>> begin Supplied records

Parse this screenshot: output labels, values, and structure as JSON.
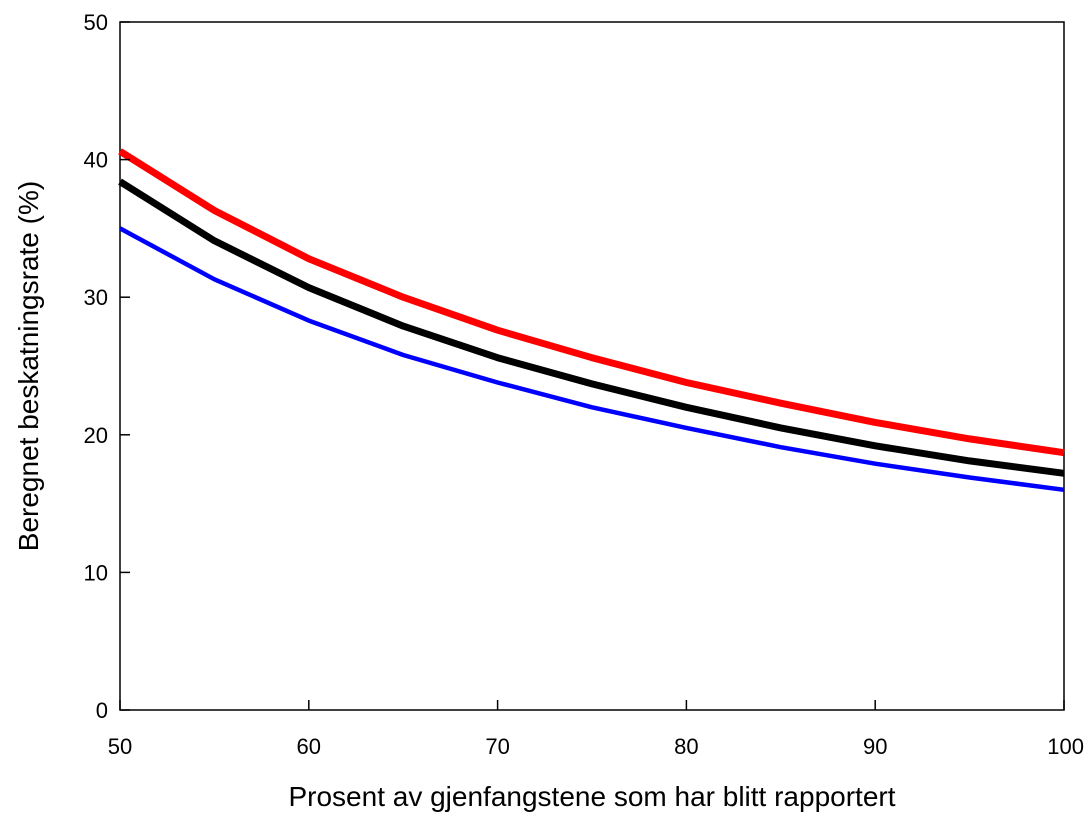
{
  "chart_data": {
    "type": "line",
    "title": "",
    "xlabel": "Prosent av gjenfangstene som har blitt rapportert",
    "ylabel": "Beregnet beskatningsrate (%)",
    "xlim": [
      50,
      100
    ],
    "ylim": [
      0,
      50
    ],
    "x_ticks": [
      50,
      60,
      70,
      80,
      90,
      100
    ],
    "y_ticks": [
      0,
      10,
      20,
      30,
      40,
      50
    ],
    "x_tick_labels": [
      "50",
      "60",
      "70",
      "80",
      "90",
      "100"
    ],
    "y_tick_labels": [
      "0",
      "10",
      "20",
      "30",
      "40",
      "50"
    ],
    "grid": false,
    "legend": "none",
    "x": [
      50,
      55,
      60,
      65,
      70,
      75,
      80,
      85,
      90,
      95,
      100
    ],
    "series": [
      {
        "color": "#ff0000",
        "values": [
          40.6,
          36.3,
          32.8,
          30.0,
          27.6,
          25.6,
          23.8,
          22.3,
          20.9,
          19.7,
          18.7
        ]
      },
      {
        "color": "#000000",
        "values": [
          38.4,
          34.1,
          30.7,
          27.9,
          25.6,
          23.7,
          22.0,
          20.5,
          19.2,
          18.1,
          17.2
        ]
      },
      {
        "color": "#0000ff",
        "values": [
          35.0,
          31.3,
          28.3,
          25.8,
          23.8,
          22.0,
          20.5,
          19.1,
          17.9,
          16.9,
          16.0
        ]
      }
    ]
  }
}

>> end Supplied records
>> begin Supplied records

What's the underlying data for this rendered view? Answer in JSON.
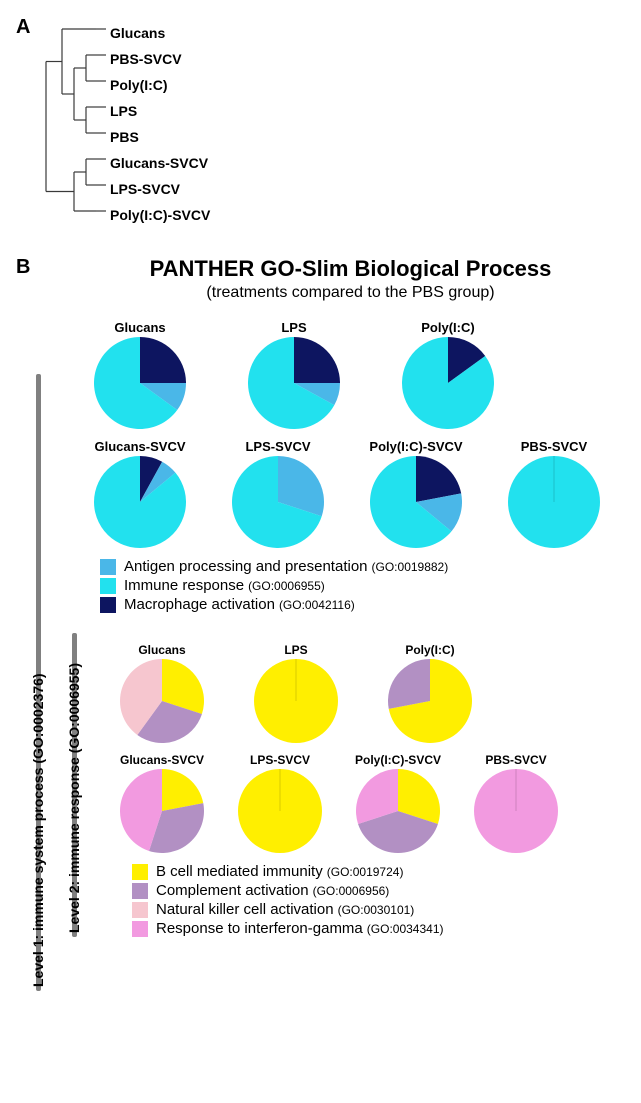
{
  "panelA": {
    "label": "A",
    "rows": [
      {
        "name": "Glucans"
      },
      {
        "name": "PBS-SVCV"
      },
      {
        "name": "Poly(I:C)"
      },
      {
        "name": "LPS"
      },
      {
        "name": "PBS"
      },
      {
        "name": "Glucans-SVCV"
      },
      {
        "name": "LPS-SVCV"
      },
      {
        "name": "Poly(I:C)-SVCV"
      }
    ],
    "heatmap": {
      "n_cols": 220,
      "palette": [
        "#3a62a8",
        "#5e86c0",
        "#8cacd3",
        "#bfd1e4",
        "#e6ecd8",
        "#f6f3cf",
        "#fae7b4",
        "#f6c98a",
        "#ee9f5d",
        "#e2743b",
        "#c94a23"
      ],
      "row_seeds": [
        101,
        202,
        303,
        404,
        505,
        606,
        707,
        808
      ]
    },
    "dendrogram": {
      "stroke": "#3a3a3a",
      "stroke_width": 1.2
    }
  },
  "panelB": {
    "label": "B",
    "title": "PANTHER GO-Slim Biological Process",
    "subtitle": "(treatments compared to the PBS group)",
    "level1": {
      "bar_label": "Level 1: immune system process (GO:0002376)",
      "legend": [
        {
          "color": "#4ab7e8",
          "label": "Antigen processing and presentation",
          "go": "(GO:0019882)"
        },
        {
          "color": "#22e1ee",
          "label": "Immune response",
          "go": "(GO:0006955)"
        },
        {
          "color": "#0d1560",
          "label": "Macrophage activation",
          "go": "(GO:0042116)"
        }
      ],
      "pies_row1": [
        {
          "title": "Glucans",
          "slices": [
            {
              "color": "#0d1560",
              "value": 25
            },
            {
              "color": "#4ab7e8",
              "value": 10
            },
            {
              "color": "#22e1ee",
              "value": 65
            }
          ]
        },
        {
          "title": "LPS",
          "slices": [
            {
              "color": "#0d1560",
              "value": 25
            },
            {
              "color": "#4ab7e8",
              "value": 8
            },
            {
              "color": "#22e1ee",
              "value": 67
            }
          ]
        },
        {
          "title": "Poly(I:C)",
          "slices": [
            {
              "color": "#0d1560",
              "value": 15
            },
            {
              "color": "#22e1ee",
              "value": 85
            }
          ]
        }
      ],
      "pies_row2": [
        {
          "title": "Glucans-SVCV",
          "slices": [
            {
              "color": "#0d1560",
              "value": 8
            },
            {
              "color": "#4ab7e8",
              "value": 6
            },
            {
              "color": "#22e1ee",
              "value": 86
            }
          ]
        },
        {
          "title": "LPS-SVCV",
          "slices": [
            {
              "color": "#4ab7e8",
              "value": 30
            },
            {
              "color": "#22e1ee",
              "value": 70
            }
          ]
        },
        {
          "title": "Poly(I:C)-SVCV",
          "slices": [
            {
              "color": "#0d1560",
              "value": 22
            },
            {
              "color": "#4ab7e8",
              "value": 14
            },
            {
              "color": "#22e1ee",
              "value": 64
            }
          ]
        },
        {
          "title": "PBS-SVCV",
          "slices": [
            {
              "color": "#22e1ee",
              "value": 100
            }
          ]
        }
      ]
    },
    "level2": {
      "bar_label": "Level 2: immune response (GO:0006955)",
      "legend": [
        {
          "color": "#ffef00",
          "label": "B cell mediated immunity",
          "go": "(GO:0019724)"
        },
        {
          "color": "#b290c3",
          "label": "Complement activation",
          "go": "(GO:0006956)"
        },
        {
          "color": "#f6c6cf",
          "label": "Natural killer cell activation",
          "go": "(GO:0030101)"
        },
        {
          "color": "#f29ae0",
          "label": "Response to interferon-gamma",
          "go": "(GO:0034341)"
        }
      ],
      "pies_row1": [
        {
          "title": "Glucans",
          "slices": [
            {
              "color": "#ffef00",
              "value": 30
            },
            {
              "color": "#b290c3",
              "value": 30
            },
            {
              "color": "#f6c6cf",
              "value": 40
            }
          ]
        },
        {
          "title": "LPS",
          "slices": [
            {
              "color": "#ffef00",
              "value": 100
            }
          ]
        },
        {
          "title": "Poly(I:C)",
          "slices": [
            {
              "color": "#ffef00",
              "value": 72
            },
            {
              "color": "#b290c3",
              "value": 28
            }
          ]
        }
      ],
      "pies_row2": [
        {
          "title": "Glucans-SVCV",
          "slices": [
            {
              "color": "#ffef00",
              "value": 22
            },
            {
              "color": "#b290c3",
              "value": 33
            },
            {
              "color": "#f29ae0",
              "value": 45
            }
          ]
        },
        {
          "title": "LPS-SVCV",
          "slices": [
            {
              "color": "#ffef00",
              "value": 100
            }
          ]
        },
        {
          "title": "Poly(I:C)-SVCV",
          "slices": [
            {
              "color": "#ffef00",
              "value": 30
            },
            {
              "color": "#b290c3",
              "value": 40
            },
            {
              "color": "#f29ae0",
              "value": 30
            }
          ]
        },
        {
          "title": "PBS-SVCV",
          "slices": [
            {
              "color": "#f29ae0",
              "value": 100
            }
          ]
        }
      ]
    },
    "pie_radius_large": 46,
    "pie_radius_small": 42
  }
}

>> end Supplied records

▸ **What the task requires**
Look through the entries above and report each line where the string "activation" occurs.

▸ **Task result**
          "label": "Macrophage activation",
          "label": "Complement activation",
          "label": "Natural killer cell activation",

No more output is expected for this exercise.